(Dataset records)
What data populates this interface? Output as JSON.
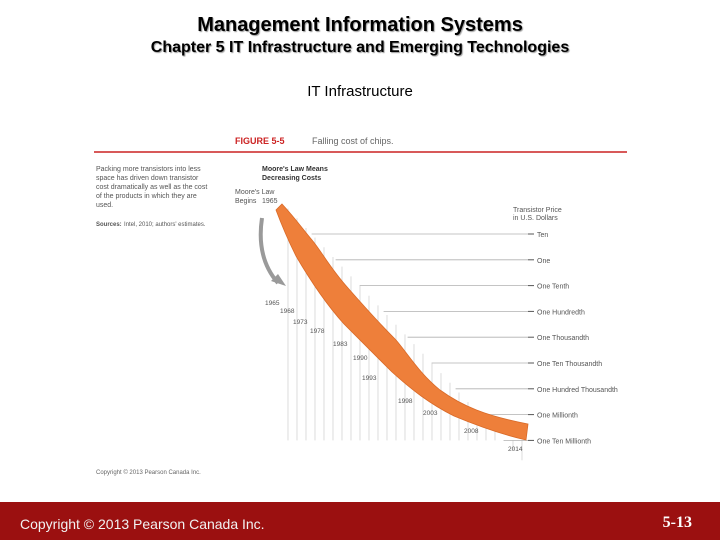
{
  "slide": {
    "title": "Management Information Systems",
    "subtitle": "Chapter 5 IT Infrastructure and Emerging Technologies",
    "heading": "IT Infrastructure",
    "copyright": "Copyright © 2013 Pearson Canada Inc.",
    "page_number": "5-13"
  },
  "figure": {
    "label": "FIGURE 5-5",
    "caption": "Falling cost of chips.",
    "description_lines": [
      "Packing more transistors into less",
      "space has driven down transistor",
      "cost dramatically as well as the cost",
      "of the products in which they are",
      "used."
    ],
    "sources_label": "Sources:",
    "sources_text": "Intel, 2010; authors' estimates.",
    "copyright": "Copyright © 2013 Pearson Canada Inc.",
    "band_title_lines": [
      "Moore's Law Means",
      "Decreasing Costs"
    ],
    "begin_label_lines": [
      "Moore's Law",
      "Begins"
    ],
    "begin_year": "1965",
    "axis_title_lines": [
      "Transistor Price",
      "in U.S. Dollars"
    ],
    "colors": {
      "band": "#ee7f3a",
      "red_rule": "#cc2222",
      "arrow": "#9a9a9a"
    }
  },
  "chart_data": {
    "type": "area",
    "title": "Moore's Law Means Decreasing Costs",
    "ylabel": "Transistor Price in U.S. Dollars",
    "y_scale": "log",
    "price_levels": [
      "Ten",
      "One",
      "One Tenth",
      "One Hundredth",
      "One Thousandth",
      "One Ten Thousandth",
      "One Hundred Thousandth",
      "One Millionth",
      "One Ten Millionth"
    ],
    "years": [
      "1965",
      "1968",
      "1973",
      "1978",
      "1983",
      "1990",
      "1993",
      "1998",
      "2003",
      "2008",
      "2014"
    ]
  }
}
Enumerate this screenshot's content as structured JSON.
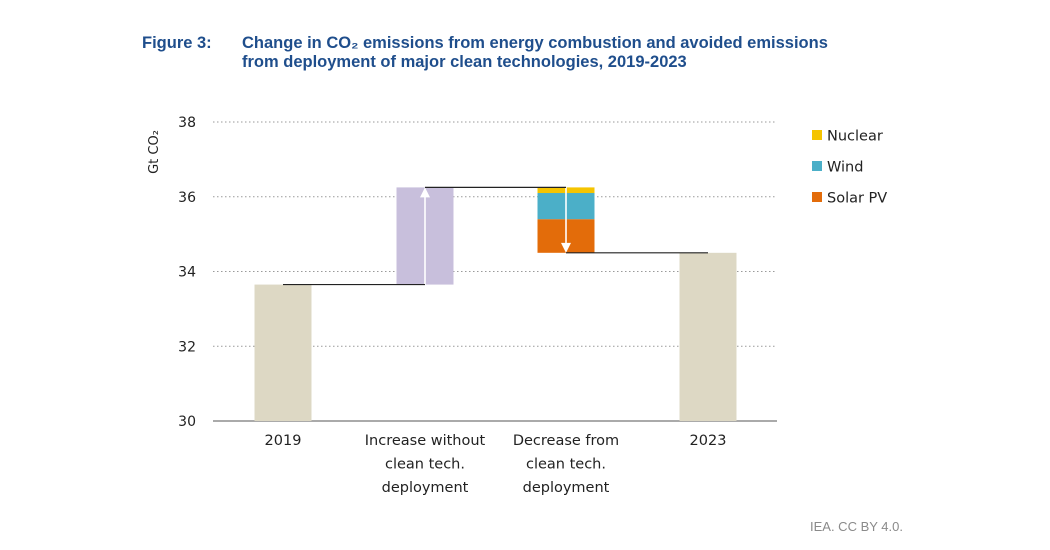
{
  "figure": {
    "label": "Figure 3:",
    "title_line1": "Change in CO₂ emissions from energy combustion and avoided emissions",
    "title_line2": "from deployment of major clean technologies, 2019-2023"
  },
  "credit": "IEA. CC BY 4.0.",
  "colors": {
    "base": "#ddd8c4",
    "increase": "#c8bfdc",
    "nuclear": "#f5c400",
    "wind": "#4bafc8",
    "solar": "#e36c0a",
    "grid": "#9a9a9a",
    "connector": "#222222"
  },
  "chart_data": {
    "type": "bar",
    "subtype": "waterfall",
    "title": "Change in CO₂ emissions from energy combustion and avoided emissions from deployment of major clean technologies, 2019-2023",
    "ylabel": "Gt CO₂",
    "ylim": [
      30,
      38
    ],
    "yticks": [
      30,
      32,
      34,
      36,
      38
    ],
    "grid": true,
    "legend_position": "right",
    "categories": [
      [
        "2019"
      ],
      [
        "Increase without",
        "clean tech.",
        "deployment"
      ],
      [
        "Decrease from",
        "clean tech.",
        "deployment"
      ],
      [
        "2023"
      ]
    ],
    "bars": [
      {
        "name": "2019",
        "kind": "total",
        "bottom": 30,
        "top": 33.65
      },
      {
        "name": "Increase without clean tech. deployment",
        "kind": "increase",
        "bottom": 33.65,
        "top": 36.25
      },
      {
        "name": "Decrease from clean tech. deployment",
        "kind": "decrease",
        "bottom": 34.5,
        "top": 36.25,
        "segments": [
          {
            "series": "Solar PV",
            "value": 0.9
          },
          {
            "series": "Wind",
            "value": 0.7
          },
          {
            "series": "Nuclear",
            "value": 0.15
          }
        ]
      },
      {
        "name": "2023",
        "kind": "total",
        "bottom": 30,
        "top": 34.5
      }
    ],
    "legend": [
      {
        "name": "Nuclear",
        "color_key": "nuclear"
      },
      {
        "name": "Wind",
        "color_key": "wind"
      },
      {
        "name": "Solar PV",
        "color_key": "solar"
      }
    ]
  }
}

--

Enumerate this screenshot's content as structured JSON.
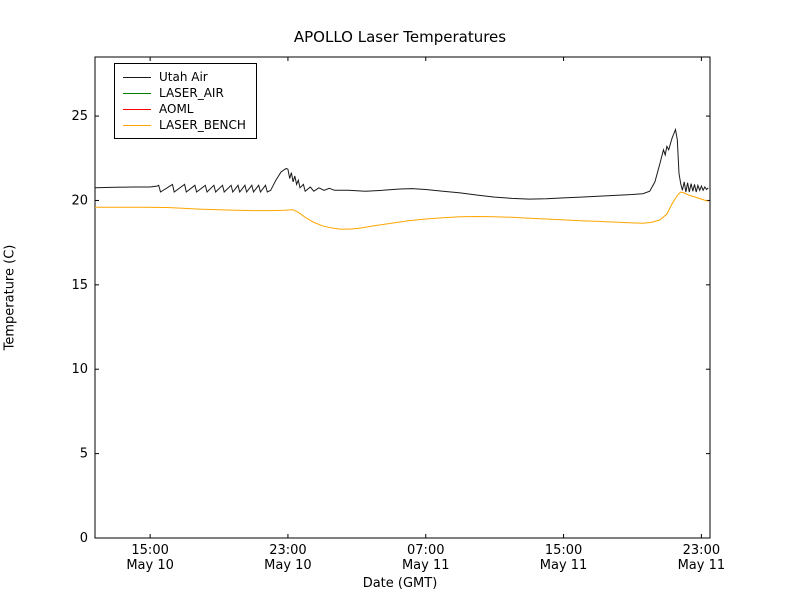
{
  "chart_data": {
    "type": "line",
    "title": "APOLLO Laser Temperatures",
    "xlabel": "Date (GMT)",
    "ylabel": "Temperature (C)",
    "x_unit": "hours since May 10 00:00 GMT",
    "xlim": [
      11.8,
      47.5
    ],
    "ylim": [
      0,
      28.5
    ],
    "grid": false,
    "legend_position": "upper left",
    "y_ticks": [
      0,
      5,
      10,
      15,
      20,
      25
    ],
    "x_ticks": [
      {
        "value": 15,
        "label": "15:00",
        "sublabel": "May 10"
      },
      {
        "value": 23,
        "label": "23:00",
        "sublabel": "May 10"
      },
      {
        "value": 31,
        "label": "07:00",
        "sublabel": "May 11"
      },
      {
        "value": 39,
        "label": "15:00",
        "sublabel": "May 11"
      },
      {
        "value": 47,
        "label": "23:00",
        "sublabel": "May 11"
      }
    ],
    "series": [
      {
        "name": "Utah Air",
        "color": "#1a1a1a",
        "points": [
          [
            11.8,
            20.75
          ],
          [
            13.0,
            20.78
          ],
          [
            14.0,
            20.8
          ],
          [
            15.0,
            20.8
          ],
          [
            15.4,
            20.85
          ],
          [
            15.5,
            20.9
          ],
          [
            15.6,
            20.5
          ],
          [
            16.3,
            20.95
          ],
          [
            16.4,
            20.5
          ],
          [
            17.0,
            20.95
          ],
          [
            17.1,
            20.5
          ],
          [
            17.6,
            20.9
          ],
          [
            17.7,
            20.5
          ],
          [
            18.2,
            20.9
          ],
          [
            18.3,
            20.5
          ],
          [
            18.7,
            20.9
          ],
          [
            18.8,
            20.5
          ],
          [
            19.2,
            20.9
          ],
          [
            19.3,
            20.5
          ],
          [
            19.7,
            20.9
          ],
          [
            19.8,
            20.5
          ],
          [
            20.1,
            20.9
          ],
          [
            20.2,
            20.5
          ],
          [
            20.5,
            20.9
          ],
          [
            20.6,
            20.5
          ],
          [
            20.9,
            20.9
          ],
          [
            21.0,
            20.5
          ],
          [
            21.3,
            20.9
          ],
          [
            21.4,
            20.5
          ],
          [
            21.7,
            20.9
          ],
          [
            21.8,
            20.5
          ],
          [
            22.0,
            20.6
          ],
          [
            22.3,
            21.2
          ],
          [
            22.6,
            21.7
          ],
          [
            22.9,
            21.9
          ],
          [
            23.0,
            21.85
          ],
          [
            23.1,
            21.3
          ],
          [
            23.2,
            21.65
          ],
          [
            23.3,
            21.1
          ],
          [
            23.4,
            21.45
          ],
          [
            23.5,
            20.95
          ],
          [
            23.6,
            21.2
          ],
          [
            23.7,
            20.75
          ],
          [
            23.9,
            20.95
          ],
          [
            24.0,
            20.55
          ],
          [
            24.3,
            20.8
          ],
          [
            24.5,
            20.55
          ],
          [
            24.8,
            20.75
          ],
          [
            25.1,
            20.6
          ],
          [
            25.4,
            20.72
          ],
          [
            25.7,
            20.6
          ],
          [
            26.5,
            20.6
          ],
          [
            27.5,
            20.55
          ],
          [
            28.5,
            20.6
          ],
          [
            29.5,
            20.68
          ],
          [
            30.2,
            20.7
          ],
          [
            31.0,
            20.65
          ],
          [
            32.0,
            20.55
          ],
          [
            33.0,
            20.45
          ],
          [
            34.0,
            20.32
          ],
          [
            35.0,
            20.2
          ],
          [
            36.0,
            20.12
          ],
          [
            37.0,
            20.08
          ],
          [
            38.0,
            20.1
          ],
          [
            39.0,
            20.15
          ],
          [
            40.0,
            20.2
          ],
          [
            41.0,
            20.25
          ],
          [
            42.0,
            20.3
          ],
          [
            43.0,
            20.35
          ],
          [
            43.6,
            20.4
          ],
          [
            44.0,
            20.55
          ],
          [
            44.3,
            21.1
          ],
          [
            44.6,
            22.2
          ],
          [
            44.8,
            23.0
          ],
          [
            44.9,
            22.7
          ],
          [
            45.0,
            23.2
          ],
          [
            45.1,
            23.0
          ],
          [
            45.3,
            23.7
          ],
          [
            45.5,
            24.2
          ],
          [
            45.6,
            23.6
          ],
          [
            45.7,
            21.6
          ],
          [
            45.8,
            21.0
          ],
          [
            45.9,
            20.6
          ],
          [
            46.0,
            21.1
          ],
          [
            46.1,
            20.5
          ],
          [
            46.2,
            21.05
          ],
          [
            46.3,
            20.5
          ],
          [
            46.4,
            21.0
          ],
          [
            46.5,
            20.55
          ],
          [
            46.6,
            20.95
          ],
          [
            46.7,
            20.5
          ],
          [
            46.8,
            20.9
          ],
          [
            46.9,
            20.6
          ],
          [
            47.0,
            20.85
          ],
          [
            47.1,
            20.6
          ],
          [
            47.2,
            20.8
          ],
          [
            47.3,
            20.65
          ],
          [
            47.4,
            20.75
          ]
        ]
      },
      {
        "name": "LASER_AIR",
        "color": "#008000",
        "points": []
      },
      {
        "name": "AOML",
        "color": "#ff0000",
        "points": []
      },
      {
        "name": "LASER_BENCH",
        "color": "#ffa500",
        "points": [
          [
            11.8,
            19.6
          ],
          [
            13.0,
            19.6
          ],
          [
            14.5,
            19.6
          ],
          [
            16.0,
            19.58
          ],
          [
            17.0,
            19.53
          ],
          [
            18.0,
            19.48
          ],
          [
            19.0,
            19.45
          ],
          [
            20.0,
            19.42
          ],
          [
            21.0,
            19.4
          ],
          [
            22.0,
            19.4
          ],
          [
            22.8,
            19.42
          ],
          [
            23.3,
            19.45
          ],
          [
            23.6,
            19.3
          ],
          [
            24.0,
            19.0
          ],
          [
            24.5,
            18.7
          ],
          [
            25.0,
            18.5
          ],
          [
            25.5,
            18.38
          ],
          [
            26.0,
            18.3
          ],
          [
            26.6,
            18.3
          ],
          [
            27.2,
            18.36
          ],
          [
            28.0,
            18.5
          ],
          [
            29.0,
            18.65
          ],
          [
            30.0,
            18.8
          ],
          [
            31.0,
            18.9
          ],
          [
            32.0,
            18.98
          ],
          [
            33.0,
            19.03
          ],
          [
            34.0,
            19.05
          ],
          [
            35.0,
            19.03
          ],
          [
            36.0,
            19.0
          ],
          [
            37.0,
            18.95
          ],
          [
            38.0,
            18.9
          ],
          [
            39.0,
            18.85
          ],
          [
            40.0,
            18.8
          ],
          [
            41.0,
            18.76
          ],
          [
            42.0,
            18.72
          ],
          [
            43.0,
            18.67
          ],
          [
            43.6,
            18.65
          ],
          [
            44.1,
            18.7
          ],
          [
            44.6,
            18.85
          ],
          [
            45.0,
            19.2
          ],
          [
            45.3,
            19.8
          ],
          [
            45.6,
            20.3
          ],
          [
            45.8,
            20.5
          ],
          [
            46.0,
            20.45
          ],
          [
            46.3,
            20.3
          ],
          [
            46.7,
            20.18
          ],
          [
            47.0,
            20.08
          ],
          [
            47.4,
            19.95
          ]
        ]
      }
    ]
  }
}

* * *

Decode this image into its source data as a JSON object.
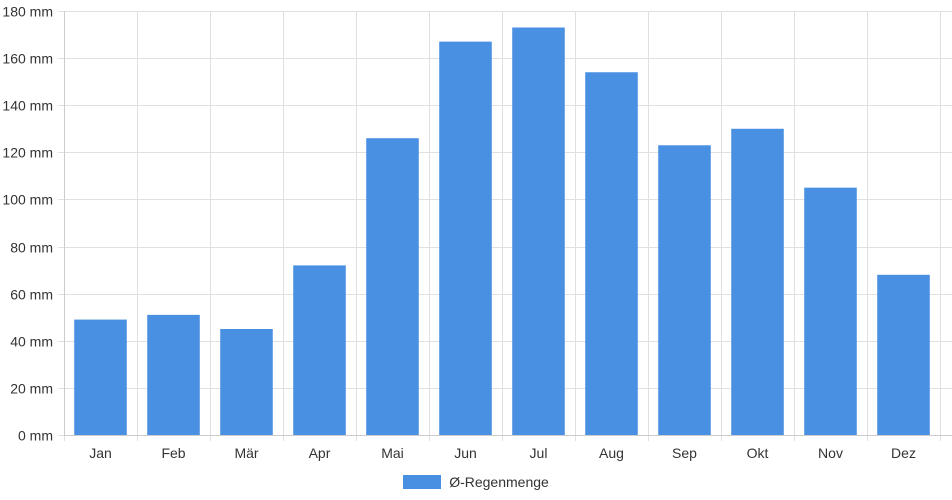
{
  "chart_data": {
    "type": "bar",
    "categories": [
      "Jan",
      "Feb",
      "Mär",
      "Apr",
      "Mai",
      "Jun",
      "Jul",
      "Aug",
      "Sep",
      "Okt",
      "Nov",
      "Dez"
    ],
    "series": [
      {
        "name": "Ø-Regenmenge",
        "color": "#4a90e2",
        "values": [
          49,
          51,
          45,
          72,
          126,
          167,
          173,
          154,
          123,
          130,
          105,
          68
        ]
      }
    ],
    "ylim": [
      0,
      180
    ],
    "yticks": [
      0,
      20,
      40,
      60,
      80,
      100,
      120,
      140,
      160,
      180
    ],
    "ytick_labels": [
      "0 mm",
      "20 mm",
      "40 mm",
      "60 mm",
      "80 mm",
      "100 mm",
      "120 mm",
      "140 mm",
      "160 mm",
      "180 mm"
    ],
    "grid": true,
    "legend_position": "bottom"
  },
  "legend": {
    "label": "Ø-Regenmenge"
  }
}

→ Stated problem:
Report how many lines of the preceding records include "Means". Output the number only.

→ Solution below:
2